Give the number of lines in the data that hold the string "Family". Nothing else is needed.
━━ Information provided ━━
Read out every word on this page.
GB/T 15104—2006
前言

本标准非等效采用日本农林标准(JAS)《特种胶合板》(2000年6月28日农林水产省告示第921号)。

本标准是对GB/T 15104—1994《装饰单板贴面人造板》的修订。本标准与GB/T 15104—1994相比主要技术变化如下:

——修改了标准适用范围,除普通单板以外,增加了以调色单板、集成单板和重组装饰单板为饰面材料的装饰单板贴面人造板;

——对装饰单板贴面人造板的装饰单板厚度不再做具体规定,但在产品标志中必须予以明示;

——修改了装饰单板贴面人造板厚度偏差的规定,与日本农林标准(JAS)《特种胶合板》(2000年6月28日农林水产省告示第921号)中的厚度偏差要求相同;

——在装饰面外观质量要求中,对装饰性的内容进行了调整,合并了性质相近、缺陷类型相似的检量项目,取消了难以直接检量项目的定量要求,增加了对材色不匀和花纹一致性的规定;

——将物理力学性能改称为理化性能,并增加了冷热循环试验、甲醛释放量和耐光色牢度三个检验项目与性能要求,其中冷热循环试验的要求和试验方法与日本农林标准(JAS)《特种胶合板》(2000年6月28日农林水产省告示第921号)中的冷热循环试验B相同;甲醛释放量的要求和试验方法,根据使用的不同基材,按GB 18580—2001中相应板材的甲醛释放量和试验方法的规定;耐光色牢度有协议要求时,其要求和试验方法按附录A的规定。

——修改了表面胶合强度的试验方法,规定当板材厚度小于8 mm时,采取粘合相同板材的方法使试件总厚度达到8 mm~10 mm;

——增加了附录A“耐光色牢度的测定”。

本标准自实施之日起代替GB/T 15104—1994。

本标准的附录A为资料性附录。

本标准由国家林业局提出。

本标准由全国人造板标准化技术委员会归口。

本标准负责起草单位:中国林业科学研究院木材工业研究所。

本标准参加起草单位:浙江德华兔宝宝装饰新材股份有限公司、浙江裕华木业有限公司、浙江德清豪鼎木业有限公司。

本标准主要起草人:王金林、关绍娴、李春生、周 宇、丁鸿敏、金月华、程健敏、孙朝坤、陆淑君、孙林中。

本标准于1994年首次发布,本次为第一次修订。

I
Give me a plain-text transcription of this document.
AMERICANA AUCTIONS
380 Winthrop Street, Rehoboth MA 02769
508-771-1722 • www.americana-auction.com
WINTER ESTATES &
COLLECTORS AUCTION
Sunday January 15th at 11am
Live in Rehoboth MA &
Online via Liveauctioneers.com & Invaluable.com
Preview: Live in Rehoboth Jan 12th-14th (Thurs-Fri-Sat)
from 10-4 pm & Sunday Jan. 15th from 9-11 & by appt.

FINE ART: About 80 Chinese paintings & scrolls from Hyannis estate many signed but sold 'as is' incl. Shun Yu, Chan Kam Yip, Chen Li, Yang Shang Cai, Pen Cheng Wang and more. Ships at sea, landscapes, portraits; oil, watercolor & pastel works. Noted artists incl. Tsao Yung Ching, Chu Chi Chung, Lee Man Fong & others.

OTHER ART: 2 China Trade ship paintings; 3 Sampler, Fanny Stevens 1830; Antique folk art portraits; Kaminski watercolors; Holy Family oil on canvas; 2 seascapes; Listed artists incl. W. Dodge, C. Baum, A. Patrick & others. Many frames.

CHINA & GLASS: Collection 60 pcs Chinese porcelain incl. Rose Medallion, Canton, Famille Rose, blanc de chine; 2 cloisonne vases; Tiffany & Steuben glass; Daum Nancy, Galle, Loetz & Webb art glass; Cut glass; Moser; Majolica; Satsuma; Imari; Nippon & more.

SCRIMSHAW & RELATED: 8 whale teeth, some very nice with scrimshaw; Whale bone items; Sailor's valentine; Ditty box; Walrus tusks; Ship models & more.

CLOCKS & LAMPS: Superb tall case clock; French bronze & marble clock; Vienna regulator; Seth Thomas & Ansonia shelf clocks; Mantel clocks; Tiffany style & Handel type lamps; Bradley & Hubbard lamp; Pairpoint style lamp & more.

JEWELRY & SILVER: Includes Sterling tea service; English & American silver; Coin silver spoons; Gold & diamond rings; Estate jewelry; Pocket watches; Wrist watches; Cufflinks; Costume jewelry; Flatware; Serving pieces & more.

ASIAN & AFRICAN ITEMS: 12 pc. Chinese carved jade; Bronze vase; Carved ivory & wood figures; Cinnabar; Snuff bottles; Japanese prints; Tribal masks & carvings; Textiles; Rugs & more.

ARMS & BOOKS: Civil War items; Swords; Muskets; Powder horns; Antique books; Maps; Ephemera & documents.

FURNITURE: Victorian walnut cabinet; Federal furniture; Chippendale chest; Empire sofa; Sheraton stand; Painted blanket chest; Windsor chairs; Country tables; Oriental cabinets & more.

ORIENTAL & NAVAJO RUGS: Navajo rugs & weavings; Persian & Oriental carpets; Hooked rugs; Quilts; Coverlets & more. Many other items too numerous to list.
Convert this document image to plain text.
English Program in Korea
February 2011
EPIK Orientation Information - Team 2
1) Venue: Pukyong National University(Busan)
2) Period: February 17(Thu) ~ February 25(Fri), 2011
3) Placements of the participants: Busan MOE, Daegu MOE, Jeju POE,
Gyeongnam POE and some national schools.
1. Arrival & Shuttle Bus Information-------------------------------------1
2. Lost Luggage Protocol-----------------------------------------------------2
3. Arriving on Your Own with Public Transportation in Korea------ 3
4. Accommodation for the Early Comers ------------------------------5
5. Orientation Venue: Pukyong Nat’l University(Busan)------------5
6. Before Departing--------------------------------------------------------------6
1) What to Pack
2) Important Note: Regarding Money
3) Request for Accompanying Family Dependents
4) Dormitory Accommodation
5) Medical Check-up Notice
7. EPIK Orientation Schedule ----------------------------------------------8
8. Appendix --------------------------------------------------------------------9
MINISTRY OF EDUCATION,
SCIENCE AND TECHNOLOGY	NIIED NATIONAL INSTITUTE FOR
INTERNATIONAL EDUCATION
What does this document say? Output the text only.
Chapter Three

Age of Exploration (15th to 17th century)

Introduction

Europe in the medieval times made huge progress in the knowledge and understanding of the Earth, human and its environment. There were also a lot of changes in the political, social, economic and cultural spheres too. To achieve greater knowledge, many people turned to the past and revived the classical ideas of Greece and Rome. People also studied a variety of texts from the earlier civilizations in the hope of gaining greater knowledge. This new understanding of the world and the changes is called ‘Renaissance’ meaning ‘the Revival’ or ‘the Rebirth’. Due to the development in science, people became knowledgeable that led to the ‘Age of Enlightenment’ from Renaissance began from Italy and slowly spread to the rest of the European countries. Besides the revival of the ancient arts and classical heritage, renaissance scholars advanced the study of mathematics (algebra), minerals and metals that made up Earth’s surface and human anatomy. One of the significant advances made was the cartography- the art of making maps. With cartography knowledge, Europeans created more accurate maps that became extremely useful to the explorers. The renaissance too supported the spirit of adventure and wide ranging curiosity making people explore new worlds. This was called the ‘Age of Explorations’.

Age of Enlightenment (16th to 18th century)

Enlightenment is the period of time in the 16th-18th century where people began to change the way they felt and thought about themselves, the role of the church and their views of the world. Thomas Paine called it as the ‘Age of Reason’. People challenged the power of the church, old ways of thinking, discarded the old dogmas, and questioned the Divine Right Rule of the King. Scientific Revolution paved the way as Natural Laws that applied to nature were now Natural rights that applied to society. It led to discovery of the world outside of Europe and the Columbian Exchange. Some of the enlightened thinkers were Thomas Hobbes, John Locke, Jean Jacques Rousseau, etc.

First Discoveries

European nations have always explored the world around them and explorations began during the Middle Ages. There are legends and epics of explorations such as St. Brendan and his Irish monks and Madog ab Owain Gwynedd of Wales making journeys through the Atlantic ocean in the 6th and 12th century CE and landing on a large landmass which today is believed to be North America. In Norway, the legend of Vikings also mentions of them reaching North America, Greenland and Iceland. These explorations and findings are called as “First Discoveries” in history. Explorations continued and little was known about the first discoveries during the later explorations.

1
━━━
▶ **Full output**
2